## SHORT PROBLEM:
Collect every line that includes the string "PRODUCTS".

## DATA:

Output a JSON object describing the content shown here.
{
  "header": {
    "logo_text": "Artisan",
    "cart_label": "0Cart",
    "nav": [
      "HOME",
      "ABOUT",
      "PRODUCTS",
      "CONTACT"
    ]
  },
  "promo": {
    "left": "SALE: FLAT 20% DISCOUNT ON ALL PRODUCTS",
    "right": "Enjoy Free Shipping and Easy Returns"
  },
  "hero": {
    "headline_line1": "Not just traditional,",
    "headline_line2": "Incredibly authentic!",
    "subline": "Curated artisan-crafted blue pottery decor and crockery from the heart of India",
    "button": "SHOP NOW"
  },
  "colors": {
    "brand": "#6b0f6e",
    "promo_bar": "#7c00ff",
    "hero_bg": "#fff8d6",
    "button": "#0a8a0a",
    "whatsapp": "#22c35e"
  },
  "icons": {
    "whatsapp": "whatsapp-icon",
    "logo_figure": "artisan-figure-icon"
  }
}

==

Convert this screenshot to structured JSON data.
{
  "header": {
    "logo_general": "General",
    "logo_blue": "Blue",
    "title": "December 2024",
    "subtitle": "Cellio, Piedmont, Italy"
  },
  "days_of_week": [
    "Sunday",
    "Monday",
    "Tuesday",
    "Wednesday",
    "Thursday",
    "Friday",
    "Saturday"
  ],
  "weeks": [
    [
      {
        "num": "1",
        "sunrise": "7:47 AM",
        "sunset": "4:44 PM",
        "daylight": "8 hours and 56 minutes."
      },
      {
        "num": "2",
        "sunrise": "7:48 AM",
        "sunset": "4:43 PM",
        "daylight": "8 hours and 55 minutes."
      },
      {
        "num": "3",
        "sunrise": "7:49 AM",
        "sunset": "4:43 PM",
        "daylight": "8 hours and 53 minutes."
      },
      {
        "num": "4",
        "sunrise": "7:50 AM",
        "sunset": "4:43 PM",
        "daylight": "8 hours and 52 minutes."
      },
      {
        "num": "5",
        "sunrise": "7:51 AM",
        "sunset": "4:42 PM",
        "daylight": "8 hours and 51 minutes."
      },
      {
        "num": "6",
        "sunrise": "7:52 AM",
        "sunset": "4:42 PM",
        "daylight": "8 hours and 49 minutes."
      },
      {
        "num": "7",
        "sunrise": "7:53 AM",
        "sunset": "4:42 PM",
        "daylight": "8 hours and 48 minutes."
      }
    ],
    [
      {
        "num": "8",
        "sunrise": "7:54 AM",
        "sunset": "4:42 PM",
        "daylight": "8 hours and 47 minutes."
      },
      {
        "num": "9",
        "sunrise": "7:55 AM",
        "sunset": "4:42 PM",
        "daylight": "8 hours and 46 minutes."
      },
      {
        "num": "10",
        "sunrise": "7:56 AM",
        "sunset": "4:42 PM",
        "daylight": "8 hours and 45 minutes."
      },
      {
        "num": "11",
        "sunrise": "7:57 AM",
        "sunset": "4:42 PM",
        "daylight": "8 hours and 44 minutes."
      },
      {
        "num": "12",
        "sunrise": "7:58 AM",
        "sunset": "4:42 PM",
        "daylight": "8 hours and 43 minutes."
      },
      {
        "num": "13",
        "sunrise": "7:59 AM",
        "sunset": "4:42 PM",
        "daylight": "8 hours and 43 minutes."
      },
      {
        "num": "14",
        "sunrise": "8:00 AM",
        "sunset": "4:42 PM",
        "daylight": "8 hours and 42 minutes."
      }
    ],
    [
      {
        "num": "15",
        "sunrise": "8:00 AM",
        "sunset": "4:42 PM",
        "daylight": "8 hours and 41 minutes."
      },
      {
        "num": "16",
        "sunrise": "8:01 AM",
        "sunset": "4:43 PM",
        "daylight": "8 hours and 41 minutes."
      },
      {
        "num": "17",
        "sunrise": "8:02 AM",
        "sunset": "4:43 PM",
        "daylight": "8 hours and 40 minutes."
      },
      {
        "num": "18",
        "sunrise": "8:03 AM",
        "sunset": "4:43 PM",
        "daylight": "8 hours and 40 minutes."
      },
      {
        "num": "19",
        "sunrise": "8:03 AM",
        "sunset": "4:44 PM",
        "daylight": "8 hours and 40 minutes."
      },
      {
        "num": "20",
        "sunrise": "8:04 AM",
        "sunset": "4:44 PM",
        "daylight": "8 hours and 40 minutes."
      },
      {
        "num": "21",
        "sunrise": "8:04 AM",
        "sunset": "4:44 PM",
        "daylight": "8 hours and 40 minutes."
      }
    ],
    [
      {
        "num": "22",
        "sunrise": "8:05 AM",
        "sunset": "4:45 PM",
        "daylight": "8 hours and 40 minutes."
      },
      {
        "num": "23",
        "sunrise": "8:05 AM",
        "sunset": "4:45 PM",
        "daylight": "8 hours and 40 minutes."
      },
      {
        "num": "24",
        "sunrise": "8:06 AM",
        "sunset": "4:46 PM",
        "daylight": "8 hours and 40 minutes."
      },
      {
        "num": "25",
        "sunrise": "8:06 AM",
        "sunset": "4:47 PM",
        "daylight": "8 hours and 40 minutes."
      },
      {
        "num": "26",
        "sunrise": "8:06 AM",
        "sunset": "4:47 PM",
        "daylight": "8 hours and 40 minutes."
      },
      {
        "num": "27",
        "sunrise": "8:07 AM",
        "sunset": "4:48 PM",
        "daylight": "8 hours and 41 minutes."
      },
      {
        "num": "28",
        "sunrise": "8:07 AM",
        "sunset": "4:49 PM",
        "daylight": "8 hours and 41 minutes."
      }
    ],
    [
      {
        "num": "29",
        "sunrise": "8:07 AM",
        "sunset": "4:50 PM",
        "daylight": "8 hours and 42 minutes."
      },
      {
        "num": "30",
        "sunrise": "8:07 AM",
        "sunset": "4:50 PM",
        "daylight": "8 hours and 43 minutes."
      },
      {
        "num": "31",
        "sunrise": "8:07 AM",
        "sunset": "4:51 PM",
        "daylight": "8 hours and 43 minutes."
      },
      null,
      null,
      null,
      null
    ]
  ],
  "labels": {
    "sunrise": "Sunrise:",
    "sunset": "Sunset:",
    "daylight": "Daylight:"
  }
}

* * *

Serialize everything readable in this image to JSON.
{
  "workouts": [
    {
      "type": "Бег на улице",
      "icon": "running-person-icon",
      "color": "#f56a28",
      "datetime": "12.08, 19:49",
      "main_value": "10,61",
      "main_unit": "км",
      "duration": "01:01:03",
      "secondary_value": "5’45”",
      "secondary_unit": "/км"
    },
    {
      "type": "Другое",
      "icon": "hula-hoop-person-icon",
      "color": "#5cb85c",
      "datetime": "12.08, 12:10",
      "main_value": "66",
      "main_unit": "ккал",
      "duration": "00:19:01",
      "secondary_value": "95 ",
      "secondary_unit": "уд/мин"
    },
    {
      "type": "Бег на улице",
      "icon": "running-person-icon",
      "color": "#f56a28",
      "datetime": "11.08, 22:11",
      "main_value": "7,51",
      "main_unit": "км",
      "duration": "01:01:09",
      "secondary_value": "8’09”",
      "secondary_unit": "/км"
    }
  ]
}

## FULL SOLUTION:
      "PRODUCTS",
    "left": "SALE: FLAT 20% DISCOUNT ON ALL PRODUCTS",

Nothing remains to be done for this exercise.